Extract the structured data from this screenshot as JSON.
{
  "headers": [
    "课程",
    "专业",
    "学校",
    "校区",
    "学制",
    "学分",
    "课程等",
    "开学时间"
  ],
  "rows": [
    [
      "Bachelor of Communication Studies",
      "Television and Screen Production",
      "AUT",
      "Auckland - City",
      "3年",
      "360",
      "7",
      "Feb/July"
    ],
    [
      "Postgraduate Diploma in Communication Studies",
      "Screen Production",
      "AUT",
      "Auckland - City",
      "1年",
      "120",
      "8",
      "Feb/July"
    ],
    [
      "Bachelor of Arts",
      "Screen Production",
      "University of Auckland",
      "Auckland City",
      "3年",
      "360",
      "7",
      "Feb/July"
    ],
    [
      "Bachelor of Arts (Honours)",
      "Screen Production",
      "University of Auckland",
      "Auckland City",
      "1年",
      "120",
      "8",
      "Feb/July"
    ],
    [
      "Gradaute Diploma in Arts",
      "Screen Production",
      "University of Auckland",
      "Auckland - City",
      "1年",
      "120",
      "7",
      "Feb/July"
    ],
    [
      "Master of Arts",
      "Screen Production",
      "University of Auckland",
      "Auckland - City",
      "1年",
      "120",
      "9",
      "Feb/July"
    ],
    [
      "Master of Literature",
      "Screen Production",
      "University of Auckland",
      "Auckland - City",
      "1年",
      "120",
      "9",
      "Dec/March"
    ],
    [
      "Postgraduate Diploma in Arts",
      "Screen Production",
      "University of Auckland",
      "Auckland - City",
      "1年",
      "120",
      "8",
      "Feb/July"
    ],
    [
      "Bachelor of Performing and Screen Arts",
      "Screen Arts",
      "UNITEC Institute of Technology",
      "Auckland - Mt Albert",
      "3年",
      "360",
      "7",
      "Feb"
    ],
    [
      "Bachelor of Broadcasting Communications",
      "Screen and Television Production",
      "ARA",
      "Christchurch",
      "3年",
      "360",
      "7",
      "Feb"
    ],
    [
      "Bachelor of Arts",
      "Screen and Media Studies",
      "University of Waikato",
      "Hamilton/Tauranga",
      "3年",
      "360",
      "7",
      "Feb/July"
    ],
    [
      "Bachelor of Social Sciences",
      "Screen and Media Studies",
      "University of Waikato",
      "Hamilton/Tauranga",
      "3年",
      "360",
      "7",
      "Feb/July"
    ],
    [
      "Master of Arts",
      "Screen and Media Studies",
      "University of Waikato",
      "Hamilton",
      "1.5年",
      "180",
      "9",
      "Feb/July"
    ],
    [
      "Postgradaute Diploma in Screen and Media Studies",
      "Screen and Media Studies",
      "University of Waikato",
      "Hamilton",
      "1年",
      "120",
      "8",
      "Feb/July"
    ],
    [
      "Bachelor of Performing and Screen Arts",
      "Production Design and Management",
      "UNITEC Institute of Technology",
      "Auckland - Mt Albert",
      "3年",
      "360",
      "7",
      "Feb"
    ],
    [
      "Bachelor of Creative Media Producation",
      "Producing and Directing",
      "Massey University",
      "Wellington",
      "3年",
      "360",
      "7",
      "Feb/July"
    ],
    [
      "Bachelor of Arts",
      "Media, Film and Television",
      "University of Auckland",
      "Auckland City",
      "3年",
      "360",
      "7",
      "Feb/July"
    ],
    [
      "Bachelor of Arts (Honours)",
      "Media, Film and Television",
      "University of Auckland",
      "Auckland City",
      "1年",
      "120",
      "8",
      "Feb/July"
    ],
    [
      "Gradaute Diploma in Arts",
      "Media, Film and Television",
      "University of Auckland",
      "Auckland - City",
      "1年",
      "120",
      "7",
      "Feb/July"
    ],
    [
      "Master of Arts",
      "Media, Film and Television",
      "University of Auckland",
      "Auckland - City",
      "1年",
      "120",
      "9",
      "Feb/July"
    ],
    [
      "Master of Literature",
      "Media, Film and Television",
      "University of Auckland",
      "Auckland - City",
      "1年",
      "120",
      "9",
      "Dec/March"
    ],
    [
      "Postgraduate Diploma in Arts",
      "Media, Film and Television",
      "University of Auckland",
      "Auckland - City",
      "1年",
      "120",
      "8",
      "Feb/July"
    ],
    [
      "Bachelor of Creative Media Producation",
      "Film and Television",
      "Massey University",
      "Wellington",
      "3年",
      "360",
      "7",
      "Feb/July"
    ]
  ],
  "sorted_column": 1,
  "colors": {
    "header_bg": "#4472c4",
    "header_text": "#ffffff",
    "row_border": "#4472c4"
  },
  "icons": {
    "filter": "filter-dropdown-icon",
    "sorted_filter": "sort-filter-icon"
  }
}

Prompt = Faithfully reproduce all of the records, character for character.

Exercise solution =
Extract the structured data from this screenshot as JSON.
{
  "headers": [
    "课程",
    "专业",
    "学校",
    "校区",
    "学制",
    "学分",
    "课程等",
    "开学时间"
  ],
  "rows": [
    [
      "Bachelor of Communication Studies",
      "Television and Screen Production",
      "AUT",
      "Auckland - City",
      "3年",
      "360",
      "7",
      "Feb/July"
    ],
    [
      "Postgraduate Diploma in Communication Studies",
      "Screen Production",
      "AUT",
      "Auckland - City",
      "1年",
      "120",
      "8",
      "Feb/July"
    ],
    [
      "Bachelor of Arts",
      "Screen Production",
      "University of Auckland",
      "Auckland City",
      "3年",
      "360",
      "7",
      "Feb/July"
    ],
    [
      "Bachelor of Arts (Honours)",
      "Screen Production",
      "University of Auckland",
      "Auckland City",
      "1年",
      "120",
      "8",
      "Feb/July"
    ],
    [
      "Gradaute Diploma in Arts",
      "Screen Production",
      "University of Auckland",
      "Auckland - City",
      "1年",
      "120",
      "7",
      "Feb/July"
    ],
    [
      "Master of Arts",
      "Screen Production",
      "University of Auckland",
      "Auckland - City",
      "1年",
      "120",
      "9",
      "Feb/July"
    ],
    [
      "Master of Literature",
      "Screen Production",
      "University of Auckland",
      "Auckland - City",
      "1年",
      "120",
      "9",
      "Dec/March"
    ],
    [
      "Postgraduate Diploma in Arts",
      "Screen Production",
      "University of Auckland",
      "Auckland - City",
      "1年",
      "120",
      "8",
      "Feb/July"
    ],
    [
      "Bachelor of Performing and Screen Arts",
      "Screen Arts",
      "UNITEC Institute of Technology",
      "Auckland - Mt Albert",
      "3年",
      "360",
      "7",
      "Feb"
    ],
    [
      "Bachelor of Broadcasting Communications",
      "Screen and Television Production",
      "ARA",
      "Christchurch",
      "3年",
      "360",
      "7",
      "Feb"
    ],
    [
      "Bachelor of Arts",
      "Screen and Media Studies",
      "University of Waikato",
      "Hamilton/Tauranga",
      "3年",
      "360",
      "7",
      "Feb/July"
    ],
    [
      "Bachelor of Social Sciences",
      "Screen and Media Studies",
      "University of Waikato",
      "Hamilton/Tauranga",
      "3年",
      "360",
      "7",
      "Feb/July"
    ],
    [
      "Master of Arts",
      "Screen and Media Studies",
      "University of Waikato",
      "Hamilton",
      "1.5年",
      "180",
      "9",
      "Feb/July"
    ],
    [
      "Postgradaute Diploma in Screen and Media Studies",
      "Screen and Media Studies",
      "University of Waikato",
      "Hamilton",
      "1年",
      "120",
      "8",
      "Feb/July"
    ],
    [
      "Bachelor of Performing and Screen Arts",
      "Production Design and Management",
      "UNITEC Institute of Technology",
      "Auckland - Mt Albert",
      "3年",
      "360",
      "7",
      "Feb"
    ],
    [
      "Bachelor of Creative Media Producation",
      "Producing and Directing",
      "Massey University",
      "Wellington",
      "3年",
      "360",
      "7",
      "Feb/July"
    ],
    [
      "Bachelor of Arts",
      "Media, Film and Television",
      "University of Auckland",
      "Auckland City",
      "3年",
      "360",
      "7",
      "Feb/July"
    ],
    [
      "Bachelor of Arts (Honours)",
      "Media, Film and Television",
      "University of Auckland",
      "Auckland City",
      "1年",
      "120",
      "8",
      "Feb/July"
    ],
    [
      "Gradaute Diploma in Arts",
      "Media, Film and Television",
      "University of Auckland",
      "Auckland - City",
      "1年",
      "120",
      "7",
      "Feb/July"
    ],
    [
      "Master of Arts",
      "Media, Film and Television",
      "University of Auckland",
      "Auckland - City",
      "1年",
      "120",
      "9",
      "Feb/July"
    ],
    [
      "Master of Literature",
      "Media, Film and Television",
      "University of Auckland",
      "Auckland - City",
      "1年",
      "120",
      "9",
      "Dec/March"
    ],
    [
      "Postgraduate Diploma in Arts",
      "Media, Film and Television",
      "University of Auckland",
      "Auckland - City",
      "1年",
      "120",
      "8",
      "Feb/July"
    ],
    [
      "Bachelor of Creative Media Producation",
      "Film and Television",
      "Massey University",
      "Wellington",
      "3年",
      "360",
      "7",
      "Feb/July"
    ]
  ],
  "sorted_column": 1,
  "colors": {
    "header_bg": "#4472c4",
    "header_text": "#ffffff",
    "row_border": "#4472c4"
  },
  "icons": {
    "filter": "filter-dropdown-icon",
    "sorted_filter": "sort-filter-icon"
  }
}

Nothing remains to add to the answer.